* _Given problem_
Please rewrite the records, starting at the line that has "Output each element" and stopping after the line that has "summary-bullets: 個人投資家向けセミナーを含めて、IR活動を積極化する方針 まずは", with "item-value" changed to "entry-value" and nothing else altered.

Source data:
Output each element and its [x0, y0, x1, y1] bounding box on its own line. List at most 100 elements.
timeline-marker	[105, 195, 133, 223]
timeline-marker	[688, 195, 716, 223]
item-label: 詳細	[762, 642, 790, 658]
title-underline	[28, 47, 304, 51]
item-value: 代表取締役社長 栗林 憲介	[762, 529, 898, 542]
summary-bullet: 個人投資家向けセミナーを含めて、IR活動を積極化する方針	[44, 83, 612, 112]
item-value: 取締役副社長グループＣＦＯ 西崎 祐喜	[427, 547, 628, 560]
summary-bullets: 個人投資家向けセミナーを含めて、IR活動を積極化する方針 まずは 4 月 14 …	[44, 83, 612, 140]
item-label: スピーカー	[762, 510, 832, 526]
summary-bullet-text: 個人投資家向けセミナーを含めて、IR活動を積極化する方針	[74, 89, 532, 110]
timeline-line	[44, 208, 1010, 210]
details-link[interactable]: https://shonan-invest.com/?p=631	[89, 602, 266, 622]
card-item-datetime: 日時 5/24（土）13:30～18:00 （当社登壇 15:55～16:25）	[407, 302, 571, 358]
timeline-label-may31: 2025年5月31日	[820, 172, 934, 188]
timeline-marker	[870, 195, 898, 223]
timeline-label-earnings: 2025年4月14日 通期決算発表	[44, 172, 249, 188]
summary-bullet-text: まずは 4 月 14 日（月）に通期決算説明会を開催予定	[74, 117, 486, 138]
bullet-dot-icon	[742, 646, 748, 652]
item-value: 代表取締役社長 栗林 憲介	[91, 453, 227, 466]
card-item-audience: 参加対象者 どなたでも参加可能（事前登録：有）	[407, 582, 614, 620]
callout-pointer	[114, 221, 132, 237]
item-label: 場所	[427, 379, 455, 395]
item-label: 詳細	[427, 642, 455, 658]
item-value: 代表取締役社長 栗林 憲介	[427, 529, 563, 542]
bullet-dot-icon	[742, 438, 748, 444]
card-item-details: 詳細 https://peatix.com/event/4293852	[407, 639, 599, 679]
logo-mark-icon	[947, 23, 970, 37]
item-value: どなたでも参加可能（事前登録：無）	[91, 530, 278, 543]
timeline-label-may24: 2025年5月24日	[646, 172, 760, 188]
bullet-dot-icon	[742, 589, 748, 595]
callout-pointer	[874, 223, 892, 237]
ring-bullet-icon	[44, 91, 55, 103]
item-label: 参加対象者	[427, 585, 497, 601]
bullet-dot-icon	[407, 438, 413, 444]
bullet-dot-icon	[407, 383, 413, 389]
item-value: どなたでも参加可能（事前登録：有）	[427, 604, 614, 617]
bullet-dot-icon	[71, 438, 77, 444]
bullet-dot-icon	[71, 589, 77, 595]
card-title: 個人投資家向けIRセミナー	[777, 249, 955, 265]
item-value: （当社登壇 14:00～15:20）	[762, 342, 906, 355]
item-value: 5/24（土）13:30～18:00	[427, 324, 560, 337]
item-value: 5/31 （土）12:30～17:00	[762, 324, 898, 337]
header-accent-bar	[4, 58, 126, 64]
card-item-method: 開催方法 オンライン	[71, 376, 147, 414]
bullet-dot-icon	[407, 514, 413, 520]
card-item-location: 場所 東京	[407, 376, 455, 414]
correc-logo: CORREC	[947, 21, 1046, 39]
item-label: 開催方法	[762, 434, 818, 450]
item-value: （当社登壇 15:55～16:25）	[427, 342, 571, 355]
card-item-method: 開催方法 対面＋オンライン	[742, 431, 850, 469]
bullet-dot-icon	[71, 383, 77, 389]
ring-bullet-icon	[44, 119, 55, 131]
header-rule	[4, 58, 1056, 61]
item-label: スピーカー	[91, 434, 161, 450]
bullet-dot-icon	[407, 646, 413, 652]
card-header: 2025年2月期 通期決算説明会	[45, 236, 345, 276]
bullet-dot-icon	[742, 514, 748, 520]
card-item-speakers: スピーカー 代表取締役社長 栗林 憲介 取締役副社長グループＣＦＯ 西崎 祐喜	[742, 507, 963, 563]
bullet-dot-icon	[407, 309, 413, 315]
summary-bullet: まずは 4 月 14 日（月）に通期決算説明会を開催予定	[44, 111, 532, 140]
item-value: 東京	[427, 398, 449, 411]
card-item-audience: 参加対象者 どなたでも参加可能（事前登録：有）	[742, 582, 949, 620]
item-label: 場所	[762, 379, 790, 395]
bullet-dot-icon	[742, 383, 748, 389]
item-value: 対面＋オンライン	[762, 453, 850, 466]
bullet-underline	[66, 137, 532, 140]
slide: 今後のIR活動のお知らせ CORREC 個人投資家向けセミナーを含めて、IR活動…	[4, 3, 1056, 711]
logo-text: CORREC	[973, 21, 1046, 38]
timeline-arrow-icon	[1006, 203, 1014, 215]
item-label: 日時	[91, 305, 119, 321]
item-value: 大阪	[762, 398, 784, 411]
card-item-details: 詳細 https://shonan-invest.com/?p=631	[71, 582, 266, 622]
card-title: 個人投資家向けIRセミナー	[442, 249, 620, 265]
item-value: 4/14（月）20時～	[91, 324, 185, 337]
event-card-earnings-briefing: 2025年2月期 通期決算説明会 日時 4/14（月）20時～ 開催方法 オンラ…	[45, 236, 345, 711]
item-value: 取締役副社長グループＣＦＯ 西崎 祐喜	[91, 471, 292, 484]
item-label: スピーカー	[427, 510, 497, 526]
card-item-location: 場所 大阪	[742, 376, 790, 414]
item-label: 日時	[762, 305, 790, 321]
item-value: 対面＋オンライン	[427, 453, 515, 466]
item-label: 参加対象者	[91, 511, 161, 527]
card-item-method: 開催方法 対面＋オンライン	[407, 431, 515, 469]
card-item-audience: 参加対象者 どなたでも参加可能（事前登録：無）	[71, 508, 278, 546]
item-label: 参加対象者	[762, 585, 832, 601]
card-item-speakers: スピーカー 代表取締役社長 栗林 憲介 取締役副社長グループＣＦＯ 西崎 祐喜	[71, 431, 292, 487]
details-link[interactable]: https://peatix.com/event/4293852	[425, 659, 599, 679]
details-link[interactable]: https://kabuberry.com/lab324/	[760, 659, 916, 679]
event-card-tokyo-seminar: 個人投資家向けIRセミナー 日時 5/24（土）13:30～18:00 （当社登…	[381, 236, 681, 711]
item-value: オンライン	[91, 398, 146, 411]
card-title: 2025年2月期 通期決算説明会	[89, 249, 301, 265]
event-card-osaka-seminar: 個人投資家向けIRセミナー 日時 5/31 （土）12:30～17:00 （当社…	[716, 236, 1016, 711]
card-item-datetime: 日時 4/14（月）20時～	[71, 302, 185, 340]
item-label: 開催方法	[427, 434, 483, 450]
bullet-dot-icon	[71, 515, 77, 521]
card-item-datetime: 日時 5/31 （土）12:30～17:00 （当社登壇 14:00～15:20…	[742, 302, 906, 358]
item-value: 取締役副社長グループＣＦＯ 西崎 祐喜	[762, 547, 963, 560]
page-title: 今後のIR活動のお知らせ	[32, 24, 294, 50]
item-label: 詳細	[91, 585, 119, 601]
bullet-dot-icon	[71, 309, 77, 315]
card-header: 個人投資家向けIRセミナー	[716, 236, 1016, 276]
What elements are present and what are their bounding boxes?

==

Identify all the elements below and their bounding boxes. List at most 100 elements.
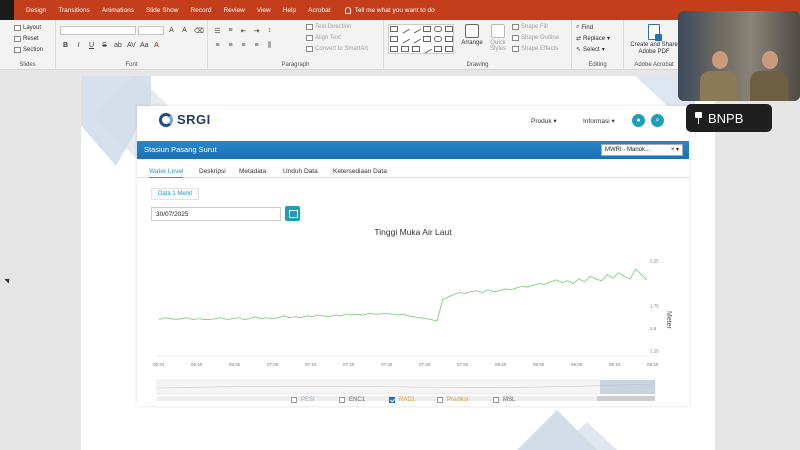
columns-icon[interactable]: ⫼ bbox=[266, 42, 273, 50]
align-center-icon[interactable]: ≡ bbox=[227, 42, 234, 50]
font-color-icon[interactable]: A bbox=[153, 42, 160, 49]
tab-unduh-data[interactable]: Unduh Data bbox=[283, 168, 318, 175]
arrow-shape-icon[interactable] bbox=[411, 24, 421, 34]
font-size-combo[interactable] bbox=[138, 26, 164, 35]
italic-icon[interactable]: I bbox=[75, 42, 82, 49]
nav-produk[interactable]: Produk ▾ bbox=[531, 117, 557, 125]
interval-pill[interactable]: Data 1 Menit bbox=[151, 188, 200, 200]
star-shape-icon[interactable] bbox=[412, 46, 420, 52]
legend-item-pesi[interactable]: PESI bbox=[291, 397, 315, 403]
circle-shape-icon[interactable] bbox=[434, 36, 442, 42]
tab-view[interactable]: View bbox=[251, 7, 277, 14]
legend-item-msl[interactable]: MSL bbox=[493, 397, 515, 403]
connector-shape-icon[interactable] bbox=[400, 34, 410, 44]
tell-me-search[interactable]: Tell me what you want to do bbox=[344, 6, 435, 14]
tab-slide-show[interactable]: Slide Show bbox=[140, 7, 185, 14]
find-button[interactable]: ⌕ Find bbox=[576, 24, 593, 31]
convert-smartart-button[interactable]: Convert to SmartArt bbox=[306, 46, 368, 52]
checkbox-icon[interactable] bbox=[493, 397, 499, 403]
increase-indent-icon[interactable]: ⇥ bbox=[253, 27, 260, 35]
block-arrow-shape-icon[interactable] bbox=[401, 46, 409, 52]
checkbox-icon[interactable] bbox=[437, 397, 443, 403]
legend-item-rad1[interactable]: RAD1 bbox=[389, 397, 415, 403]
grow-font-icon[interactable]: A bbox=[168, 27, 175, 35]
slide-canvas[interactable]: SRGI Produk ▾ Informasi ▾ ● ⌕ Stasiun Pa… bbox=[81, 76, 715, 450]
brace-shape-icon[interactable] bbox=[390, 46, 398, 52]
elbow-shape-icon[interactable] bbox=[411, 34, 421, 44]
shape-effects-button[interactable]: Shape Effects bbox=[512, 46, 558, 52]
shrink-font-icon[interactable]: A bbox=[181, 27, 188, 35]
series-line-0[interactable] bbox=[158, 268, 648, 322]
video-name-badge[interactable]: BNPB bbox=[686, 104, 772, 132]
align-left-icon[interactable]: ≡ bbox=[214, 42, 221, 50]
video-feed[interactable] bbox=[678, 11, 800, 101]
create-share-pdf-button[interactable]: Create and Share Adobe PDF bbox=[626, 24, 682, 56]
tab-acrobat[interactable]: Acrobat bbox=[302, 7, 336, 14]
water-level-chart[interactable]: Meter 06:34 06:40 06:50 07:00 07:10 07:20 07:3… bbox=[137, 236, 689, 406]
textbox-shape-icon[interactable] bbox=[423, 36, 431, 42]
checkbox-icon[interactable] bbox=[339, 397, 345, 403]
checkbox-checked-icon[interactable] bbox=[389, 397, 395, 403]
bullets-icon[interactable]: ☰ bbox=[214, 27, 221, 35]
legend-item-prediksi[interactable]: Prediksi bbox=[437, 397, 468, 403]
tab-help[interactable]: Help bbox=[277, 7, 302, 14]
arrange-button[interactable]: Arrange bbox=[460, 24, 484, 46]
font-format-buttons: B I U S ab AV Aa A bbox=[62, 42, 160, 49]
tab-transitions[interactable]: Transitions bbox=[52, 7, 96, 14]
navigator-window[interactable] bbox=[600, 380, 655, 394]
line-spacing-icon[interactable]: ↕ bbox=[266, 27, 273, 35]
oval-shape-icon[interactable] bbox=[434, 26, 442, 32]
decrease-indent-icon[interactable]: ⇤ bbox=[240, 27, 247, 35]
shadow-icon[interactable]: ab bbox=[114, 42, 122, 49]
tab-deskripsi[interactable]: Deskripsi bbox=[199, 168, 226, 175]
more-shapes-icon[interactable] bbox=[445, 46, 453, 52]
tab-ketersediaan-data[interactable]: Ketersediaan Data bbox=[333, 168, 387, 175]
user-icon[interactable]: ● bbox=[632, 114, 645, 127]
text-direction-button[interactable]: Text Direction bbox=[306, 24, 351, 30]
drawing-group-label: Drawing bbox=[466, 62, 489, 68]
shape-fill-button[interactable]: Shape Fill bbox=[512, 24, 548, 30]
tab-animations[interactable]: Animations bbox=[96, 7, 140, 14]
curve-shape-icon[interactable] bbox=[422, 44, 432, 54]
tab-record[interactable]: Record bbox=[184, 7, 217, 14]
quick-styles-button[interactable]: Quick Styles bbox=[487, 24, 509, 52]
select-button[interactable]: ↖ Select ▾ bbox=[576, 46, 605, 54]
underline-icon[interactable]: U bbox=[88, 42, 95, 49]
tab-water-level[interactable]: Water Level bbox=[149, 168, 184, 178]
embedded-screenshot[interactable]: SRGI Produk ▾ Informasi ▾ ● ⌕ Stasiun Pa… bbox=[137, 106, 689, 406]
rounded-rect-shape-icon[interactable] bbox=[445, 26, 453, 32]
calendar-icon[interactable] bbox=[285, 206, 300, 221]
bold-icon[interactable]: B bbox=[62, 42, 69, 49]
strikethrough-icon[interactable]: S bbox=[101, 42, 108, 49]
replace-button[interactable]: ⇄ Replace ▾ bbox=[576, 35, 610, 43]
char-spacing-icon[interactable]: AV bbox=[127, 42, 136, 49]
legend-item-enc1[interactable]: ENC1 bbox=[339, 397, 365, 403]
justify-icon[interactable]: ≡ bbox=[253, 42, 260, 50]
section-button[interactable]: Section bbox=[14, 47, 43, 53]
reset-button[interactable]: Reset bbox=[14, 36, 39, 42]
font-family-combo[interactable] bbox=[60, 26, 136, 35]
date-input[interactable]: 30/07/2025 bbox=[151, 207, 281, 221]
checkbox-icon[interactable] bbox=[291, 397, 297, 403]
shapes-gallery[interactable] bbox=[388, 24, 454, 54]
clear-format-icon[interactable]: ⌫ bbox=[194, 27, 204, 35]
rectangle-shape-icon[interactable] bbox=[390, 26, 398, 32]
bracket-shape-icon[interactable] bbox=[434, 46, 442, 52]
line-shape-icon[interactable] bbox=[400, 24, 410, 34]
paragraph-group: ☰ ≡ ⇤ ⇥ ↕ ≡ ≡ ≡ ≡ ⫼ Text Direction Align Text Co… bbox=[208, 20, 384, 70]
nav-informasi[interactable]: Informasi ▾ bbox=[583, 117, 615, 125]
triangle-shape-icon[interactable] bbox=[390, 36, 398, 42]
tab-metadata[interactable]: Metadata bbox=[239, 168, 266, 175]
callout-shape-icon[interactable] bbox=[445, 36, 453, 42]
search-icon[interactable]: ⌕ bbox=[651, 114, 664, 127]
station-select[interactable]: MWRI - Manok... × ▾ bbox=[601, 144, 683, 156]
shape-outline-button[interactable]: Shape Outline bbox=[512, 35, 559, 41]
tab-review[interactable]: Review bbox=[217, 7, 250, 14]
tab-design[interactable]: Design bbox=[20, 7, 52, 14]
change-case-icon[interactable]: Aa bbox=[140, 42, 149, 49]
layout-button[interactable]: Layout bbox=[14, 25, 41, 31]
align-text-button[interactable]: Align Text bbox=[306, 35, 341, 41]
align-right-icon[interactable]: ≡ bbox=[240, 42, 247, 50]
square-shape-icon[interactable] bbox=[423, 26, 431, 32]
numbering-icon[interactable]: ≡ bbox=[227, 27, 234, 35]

* _Full answer_
Output each element and its [x0, y0, x1, y1] bounding box on its own line. List at most 100 elements.
timeline-marker	[105, 195, 133, 223]
timeline-marker	[688, 195, 716, 223]
item-label: 詳細	[762, 642, 790, 658]
title-underline	[28, 47, 304, 51]
entry-value: 代表取締役社長 栗林 憲介	[762, 529, 898, 542]
summary-bullet: 個人投資家向けセミナーを含めて、IR活動を積極化する方針	[44, 83, 612, 112]
entry-value: 取締役副社長グループＣＦＯ 西崎 祐喜	[427, 547, 628, 560]
summary-bullets: 個人投資家向けセミナーを含めて、IR活動を積極化する方針 まずは 4 月 14 …	[44, 83, 612, 140]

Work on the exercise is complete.